++++ DATA SECTION ++++

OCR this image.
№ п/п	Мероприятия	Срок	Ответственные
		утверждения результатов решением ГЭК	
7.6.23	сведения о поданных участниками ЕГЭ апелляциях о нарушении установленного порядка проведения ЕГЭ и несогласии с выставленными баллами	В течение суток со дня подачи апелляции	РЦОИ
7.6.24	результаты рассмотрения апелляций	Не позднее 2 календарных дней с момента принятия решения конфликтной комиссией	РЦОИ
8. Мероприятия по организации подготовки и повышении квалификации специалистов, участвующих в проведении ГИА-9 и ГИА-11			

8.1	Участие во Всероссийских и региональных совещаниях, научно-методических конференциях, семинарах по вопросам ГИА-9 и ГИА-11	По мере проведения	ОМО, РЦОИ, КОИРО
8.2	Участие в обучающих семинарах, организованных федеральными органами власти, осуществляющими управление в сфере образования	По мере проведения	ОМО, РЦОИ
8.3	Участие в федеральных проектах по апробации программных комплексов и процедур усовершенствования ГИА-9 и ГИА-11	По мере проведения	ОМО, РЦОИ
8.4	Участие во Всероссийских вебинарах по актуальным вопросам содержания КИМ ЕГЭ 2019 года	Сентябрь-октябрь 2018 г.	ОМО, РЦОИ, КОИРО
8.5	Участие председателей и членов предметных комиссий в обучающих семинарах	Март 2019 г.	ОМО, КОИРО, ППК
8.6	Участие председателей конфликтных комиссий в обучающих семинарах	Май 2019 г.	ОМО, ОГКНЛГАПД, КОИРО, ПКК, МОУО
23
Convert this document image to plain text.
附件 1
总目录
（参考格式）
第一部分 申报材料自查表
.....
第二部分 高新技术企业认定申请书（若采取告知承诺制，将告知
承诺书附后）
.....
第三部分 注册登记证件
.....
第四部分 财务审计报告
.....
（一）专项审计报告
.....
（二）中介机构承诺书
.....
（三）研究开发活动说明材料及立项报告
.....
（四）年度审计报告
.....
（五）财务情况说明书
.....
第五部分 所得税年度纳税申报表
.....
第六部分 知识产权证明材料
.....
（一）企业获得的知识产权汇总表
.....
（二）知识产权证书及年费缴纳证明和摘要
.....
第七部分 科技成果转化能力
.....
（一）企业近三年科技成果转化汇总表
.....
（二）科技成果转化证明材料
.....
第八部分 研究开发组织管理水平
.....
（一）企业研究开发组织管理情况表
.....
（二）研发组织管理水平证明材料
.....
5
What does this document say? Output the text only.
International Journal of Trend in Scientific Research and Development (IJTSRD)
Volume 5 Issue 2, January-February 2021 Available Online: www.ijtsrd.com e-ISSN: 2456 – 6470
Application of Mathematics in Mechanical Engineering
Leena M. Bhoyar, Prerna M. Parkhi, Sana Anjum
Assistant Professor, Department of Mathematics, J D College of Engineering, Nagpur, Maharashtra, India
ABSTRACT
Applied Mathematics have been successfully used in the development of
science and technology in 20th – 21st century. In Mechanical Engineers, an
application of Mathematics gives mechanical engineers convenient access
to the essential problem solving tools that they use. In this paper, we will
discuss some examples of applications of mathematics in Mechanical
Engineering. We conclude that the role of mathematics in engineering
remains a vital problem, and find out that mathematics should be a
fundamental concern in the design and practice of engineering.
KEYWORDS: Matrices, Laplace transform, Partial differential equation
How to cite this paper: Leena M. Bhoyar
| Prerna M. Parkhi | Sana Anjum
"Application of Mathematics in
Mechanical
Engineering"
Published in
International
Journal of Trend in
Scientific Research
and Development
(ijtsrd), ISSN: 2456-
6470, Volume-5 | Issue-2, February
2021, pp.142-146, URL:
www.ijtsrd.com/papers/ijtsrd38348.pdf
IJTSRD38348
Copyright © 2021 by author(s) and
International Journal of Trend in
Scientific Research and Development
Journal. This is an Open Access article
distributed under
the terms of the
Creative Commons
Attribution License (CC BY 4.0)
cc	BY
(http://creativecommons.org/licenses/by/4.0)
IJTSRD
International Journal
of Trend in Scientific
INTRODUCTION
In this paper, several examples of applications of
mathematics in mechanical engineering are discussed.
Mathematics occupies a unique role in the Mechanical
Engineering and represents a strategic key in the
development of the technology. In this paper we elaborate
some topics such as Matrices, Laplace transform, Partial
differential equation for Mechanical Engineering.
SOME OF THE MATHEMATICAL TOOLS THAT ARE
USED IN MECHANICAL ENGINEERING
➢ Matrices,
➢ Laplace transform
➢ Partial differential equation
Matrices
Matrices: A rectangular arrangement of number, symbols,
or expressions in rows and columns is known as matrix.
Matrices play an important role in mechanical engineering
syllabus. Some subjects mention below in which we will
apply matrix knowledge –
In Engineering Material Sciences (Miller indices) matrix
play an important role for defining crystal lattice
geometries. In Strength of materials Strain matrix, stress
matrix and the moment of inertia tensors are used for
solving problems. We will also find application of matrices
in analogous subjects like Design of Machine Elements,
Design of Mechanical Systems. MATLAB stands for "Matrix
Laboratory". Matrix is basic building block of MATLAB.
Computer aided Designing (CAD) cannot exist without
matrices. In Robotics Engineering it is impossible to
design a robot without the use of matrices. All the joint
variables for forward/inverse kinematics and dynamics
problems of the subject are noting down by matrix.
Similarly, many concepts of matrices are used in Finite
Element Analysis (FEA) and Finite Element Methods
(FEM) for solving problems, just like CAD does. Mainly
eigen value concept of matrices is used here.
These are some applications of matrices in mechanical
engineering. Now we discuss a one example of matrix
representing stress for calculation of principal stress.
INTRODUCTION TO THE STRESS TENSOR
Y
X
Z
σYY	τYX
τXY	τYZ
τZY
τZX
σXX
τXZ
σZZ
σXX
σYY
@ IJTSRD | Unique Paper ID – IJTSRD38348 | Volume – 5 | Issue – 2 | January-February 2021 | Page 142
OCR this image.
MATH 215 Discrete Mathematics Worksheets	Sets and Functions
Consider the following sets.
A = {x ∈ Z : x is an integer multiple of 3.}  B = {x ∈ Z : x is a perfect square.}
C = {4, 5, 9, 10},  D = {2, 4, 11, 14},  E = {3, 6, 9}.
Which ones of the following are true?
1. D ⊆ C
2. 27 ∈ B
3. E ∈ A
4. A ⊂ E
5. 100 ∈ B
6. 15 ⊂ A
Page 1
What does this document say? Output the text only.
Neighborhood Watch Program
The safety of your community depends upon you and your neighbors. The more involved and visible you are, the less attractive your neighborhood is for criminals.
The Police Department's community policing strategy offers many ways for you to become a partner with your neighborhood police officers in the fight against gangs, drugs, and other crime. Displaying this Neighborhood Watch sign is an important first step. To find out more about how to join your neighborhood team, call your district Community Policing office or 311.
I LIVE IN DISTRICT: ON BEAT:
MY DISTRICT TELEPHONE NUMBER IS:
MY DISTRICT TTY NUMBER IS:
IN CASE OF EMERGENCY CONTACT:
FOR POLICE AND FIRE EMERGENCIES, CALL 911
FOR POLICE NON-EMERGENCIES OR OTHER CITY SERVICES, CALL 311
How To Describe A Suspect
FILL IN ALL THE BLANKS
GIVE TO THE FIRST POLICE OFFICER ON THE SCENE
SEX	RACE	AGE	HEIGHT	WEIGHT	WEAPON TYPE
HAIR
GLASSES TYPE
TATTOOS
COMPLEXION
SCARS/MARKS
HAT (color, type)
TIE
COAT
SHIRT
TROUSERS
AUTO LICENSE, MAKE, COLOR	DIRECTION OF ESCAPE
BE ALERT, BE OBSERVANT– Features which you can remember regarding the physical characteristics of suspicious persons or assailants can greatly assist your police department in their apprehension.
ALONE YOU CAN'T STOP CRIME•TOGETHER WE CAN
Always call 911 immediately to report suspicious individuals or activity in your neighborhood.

++++

DESCRIPTION OF THE TASK -
Look through the data above. Copy every line with the string "following" in it.

WRITTEN RESPONSE -
Consider the following sets.
Which ones of the following are true?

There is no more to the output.